WHAT IS EXPECTED: Word for word, print each line of the listing below; pictures stay out.

GIVEN ENTRIES:
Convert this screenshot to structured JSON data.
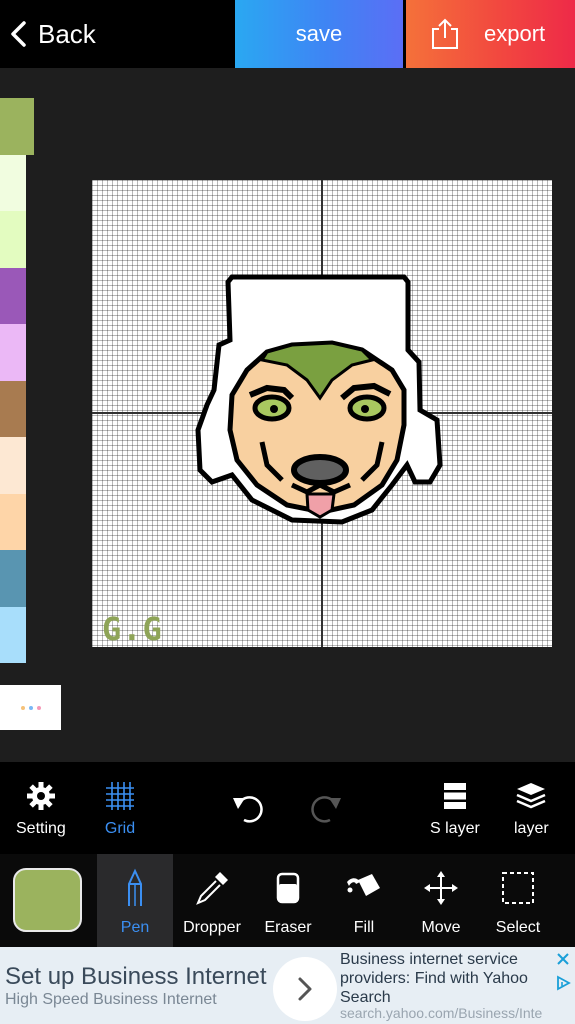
{
  "topbar": {
    "back_label": "Back",
    "save_label": "save",
    "export_label": "export",
    "back_icon": "chevron-left-icon",
    "export_icon": "share-icon"
  },
  "palette": {
    "colors": [
      "#9bb35e",
      "#f1fde0",
      "#e3fcc0",
      "#9a58b8",
      "#ebb8f6",
      "#a87b50",
      "#fde8d3",
      "#fed5a8",
      "#5995b1",
      "#a8defb"
    ],
    "selected_index": 0,
    "more_icon": "more-dots-icon",
    "more_dot_colors": [
      "#f5c27a",
      "#7ab8f5",
      "#f59ab8"
    ]
  },
  "canvas": {
    "grid": true,
    "signature_text": "G.G",
    "signature_color": "#8ea457",
    "skin_color": "#f8d0a0",
    "hair_color": "#7aa040",
    "eye_color": "#a8c860",
    "outline_color": "#000000",
    "nose_color": "#606060",
    "tongue_color": "#f0a0a8"
  },
  "toolbar1": {
    "setting_label": "Setting",
    "grid_label": "Grid",
    "slayer_label": "S layer",
    "layer_label": "layer",
    "icons": [
      "gear-icon",
      "grid-icon",
      "undo-icon",
      "redo-icon",
      "slayer-icon",
      "layers-icon"
    ]
  },
  "toolbar2": {
    "current_color": "#9bb35e",
    "pen_label": "Pen",
    "dropper_label": "Dropper",
    "eraser_label": "Eraser",
    "fill_label": "Fill",
    "move_label": "Move",
    "select_label": "Select",
    "active_tool": "Pen",
    "accent": "#3b8ff2"
  },
  "ad": {
    "headline": "Set up Business Internet",
    "subline": "High Speed Business Internet",
    "description": "Business internet service providers: Find with Yahoo Search",
    "url": "search.yahoo.com/Business/Inte"
  }
}
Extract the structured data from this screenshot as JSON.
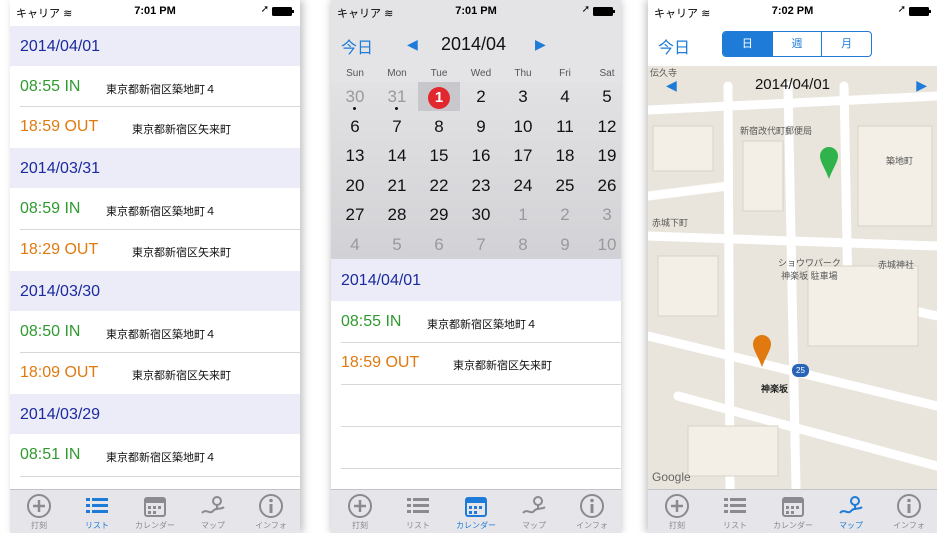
{
  "status": {
    "carrier": "キャリア",
    "time_1": "7:01 PM",
    "time_2": "7:01 PM",
    "time_3": "7:02 PM"
  },
  "list_screen": {
    "groups": [
      {
        "date": "2014/04/01",
        "events": [
          {
            "time": "08:55 IN",
            "addr": "東京都新宿区築地町４"
          },
          {
            "time": "18:59 OUT",
            "addr": "東京都新宿区矢来町"
          }
        ]
      },
      {
        "date": "2014/03/31",
        "events": [
          {
            "time": "08:59 IN",
            "addr": "東京都新宿区築地町４"
          },
          {
            "time": "18:29 OUT",
            "addr": "東京都新宿区矢来町"
          }
        ]
      },
      {
        "date": "2014/03/30",
        "events": [
          {
            "time": "08:50 IN",
            "addr": "東京都新宿区築地町４"
          },
          {
            "time": "18:09 OUT",
            "addr": "東京都新宿区矢来町"
          }
        ]
      },
      {
        "date": "2014/03/29",
        "events": [
          {
            "time": "08:51 IN",
            "addr": "東京都新宿区築地町４"
          }
        ]
      }
    ]
  },
  "calendar_screen": {
    "today_label": "今日",
    "month": "2014/04",
    "weekdays": [
      "Sun",
      "Mon",
      "Tue",
      "Wed",
      "Thu",
      "Fri",
      "Sat"
    ],
    "weeks": [
      [
        "30",
        "31",
        "1",
        "2",
        "3",
        "4",
        "5"
      ],
      [
        "6",
        "7",
        "8",
        "9",
        "10",
        "11",
        "12"
      ],
      [
        "13",
        "14",
        "15",
        "16",
        "17",
        "18",
        "19"
      ],
      [
        "20",
        "21",
        "22",
        "23",
        "24",
        "25",
        "26"
      ],
      [
        "27",
        "28",
        "29",
        "30",
        "1",
        "2",
        "3"
      ],
      [
        "4",
        "5",
        "6",
        "7",
        "8",
        "9",
        "10"
      ]
    ],
    "selected_date": "2014/04/01",
    "events": [
      {
        "time": "08:55 IN",
        "addr": "東京都新宿区築地町４"
      },
      {
        "time": "18:59 OUT",
        "addr": "東京都新宿区矢来町"
      }
    ]
  },
  "map_screen": {
    "today_label": "今日",
    "segments": [
      "日",
      "週",
      "月"
    ],
    "date": "2014/04/01",
    "labels": {
      "post_office": "新宿改代町郵便局",
      "tsukiji": "築地町",
      "akagi_shita": "赤城下町",
      "parking": "ショウワパーク\n神楽坂 駐車場",
      "akagi_shrine": "赤城神社",
      "kagurazaka": "神楽坂",
      "station_num": "25",
      "denzu": "伝久寺",
      "google": "Google"
    }
  },
  "tabs": [
    {
      "label": "打刻",
      "icon": "plus-circle-icon"
    },
    {
      "label": "リスト",
      "icon": "list-icon"
    },
    {
      "label": "カレンダー",
      "icon": "calendar-icon"
    },
    {
      "label": "マップ",
      "icon": "map-icon"
    },
    {
      "label": "インフォ",
      "icon": "info-icon"
    }
  ],
  "colors": {
    "accent": "#1e7bd8",
    "in": "#2f9a2f",
    "out": "#e07a10",
    "header_bg": "#ececf8"
  }
}
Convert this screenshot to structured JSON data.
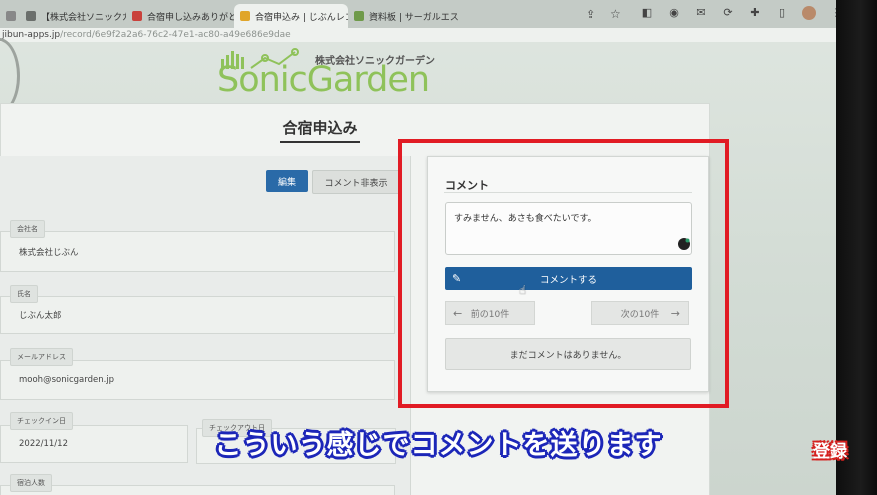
{
  "browser": {
    "tabs": [
      {
        "label": "【株式会社ソニックガー",
        "favicon_color": "#6b6f6c"
      },
      {
        "label": "合宿申し込みありがと",
        "favicon_color": "#c9413b"
      },
      {
        "label": "合宿申込み | じぶんレコ",
        "favicon_color": "#e0a52a"
      },
      {
        "label": "資料板 | サーガルエス",
        "favicon_color": "#6f9a4a"
      }
    ],
    "url_host": "jibun-apps.jp",
    "url_path": "/record/6e9f2a2a6-76c2-47e1-ac80-a49e686e9dae"
  },
  "logo": {
    "company_name": "株式会社ソニックガーデン",
    "wordmark": "SonicGarden"
  },
  "page": {
    "title": "合宿申込み",
    "edit_label": "編集",
    "hide_comments_label": "コメント非表示"
  },
  "form": {
    "company_label": "会社名",
    "company_value": "株式会社じぶん",
    "name_label": "氏名",
    "name_value": "じぶん太郎",
    "email_label": "メールアドレス",
    "email_value": "mooh@sonicgarden.jp",
    "checkin_label": "チェックイン日",
    "checkin_value": "2022/11/12",
    "checkout_label": "チェックアウト日",
    "guests_label": "宿泊人数"
  },
  "comments": {
    "heading": "コメント",
    "draft_text": "すみません、あさも食べたいです。",
    "submit_label": "コメントする",
    "prev_label": "前の10件",
    "next_label": "次の10件",
    "empty_message": "まだコメントはありません。",
    "accent_color": "#1f5f9c"
  },
  "overlay": {
    "subtitle": "こういう感じでコメントを送ります",
    "subscribe_badge": "登録",
    "highlight_color": "#e11b24"
  }
}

ANSWER IN FULL:
Convert this screenshot to structured JSON data.
{
  "topbar": {
    "back_label": "Back",
    "save_label": "save",
    "export_label": "export",
    "back_icon": "chevron-left-icon",
    "export_icon": "share-icon"
  },
  "palette": {
    "colors": [
      "#9bb35e",
      "#f1fde0",
      "#e3fcc0",
      "#9a58b8",
      "#ebb8f6",
      "#a87b50",
      "#fde8d3",
      "#fed5a8",
      "#5995b1",
      "#a8defb"
    ],
    "selected_index": 0,
    "more_icon": "more-dots-icon",
    "more_dot_colors": [
      "#f5c27a",
      "#7ab8f5",
      "#f59ab8"
    ]
  },
  "canvas": {
    "grid": true,
    "signature_text": "G.G",
    "signature_color": "#8ea457",
    "skin_color": "#f8d0a0",
    "hair_color": "#7aa040",
    "eye_color": "#a8c860",
    "outline_color": "#000000",
    "nose_color": "#606060",
    "tongue_color": "#f0a0a8"
  },
  "toolbar1": {
    "setting_label": "Setting",
    "grid_label": "Grid",
    "slayer_label": "S layer",
    "layer_label": "layer",
    "icons": [
      "gear-icon",
      "grid-icon",
      "undo-icon",
      "redo-icon",
      "slayer-icon",
      "layers-icon"
    ]
  },
  "toolbar2": {
    "current_color": "#9bb35e",
    "pen_label": "Pen",
    "dropper_label": "Dropper",
    "eraser_label": "Eraser",
    "fill_label": "Fill",
    "move_label": "Move",
    "select_label": "Select",
    "active_tool": "Pen",
    "accent": "#3b8ff2"
  },
  "ad": {
    "headline": "Set up Business Internet",
    "subline": "High Speed Business Internet",
    "description": "Business internet service providers: Find with Yahoo Search",
    "url": "search.yahoo.com/Business/Inte"
  }
}
Extract the structured data from this screenshot as JSON.
{
  "status": {
    "carrier": "キャリア",
    "time_1": "7:01 PM",
    "time_2": "7:01 PM",
    "time_3": "7:02 PM"
  },
  "list_screen": {
    "groups": [
      {
        "date": "2014/04/01",
        "events": [
          {
            "time": "08:55 IN",
            "addr": "東京都新宿区築地町４"
          },
          {
            "time": "18:59 OUT",
            "addr": "東京都新宿区矢来町"
          }
        ]
      },
      {
        "date": "2014/03/31",
        "events": [
          {
            "time": "08:59 IN",
            "addr": "東京都新宿区築地町４"
          },
          {
            "time": "18:29 OUT",
            "addr": "東京都新宿区矢来町"
          }
        ]
      },
      {
        "date": "2014/03/30",
        "events": [
          {
            "time": "08:50 IN",
            "addr": "東京都新宿区築地町４"
          },
          {
            "time": "18:09 OUT",
            "addr": "東京都新宿区矢来町"
          }
        ]
      },
      {
        "date": "2014/03/29",
        "events": [
          {
            "time": "08:51 IN",
            "addr": "東京都新宿区築地町４"
          }
        ]
      }
    ]
  },
  "calendar_screen": {
    "today_label": "今日",
    "month": "2014/04",
    "weekdays": [
      "Sun",
      "Mon",
      "Tue",
      "Wed",
      "Thu",
      "Fri",
      "Sat"
    ],
    "weeks": [
      [
        "30",
        "31",
        "1",
        "2",
        "3",
        "4",
        "5"
      ],
      [
        "6",
        "7",
        "8",
        "9",
        "10",
        "11",
        "12"
      ],
      [
        "13",
        "14",
        "15",
        "16",
        "17",
        "18",
        "19"
      ],
      [
        "20",
        "21",
        "22",
        "23",
        "24",
        "25",
        "26"
      ],
      [
        "27",
        "28",
        "29",
        "30",
        "1",
        "2",
        "3"
      ],
      [
        "4",
        "5",
        "6",
        "7",
        "8",
        "9",
        "10"
      ]
    ],
    "selected_date": "2014/04/01",
    "events": [
      {
        "time": "08:55 IN",
        "addr": "東京都新宿区築地町４"
      },
      {
        "time": "18:59 OUT",
        "addr": "東京都新宿区矢来町"
      }
    ]
  },
  "map_screen": {
    "today_label": "今日",
    "segments": [
      "日",
      "週",
      "月"
    ],
    "date": "2014/04/01",
    "labels": {
      "post_office": "新宿改代町郵便局",
      "tsukiji": "築地町",
      "akagi_shita": "赤城下町",
      "parking": "ショウワパーク\n神楽坂 駐車場",
      "akagi_shrine": "赤城神社",
      "kagurazaka": "神楽坂",
      "station_num": "25",
      "denzu": "伝久寺",
      "google": "Google"
    }
  },
  "tabs": [
    {
      "label": "打刻",
      "icon": "plus-circle-icon"
    },
    {
      "label": "リスト",
      "icon": "list-icon"
    },
    {
      "label": "カレンダー",
      "icon": "calendar-icon"
    },
    {
      "label": "マップ",
      "icon": "map-icon"
    },
    {
      "label": "インフォ",
      "icon": "info-icon"
    }
  ],
  "colors": {
    "accent": "#1e7bd8",
    "in": "#2f9a2f",
    "out": "#e07a10",
    "header_bg": "#ececf8"
  }
}
Convert this screenshot to structured JSON data.
{
  "browser": {
    "tabs": [
      {
        "label": "【株式会社ソニックガー",
        "favicon_color": "#6b6f6c"
      },
      {
        "label": "合宿申し込みありがと",
        "favicon_color": "#c9413b"
      },
      {
        "label": "合宿申込み | じぶんレコ",
        "favicon_color": "#e0a52a"
      },
      {
        "label": "資料板 | サーガルエス",
        "favicon_color": "#6f9a4a"
      }
    ],
    "url_host": "jibun-apps.jp",
    "url_path": "/record/6e9f2a2a6-76c2-47e1-ac80-a49e686e9dae"
  },
  "logo": {
    "company_name": "株式会社ソニックガーデン",
    "wordmark": "SonicGarden"
  },
  "page": {
    "title": "合宿申込み",
    "edit_label": "編集",
    "hide_comments_label": "コメント非表示"
  },
  "form": {
    "company_label": "会社名",
    "company_value": "株式会社じぶん",
    "name_label": "氏名",
    "name_value": "じぶん太郎",
    "email_label": "メールアドレス",
    "email_value": "mooh@sonicgarden.jp",
    "checkin_label": "チェックイン日",
    "checkin_value": "2022/11/12",
    "checkout_label": "チェックアウト日",
    "guests_label": "宿泊人数"
  },
  "comments": {
    "heading": "コメント",
    "draft_text": "すみません、あさも食べたいです。",
    "submit_label": "コメントする",
    "prev_label": "前の10件",
    "next_label": "次の10件",
    "empty_message": "まだコメントはありません。",
    "accent_color": "#1f5f9c"
  },
  "overlay": {
    "subtitle": "こういう感じでコメントを送ります",
    "subscribe_badge": "登録",
    "highlight_color": "#e11b24"
  }
}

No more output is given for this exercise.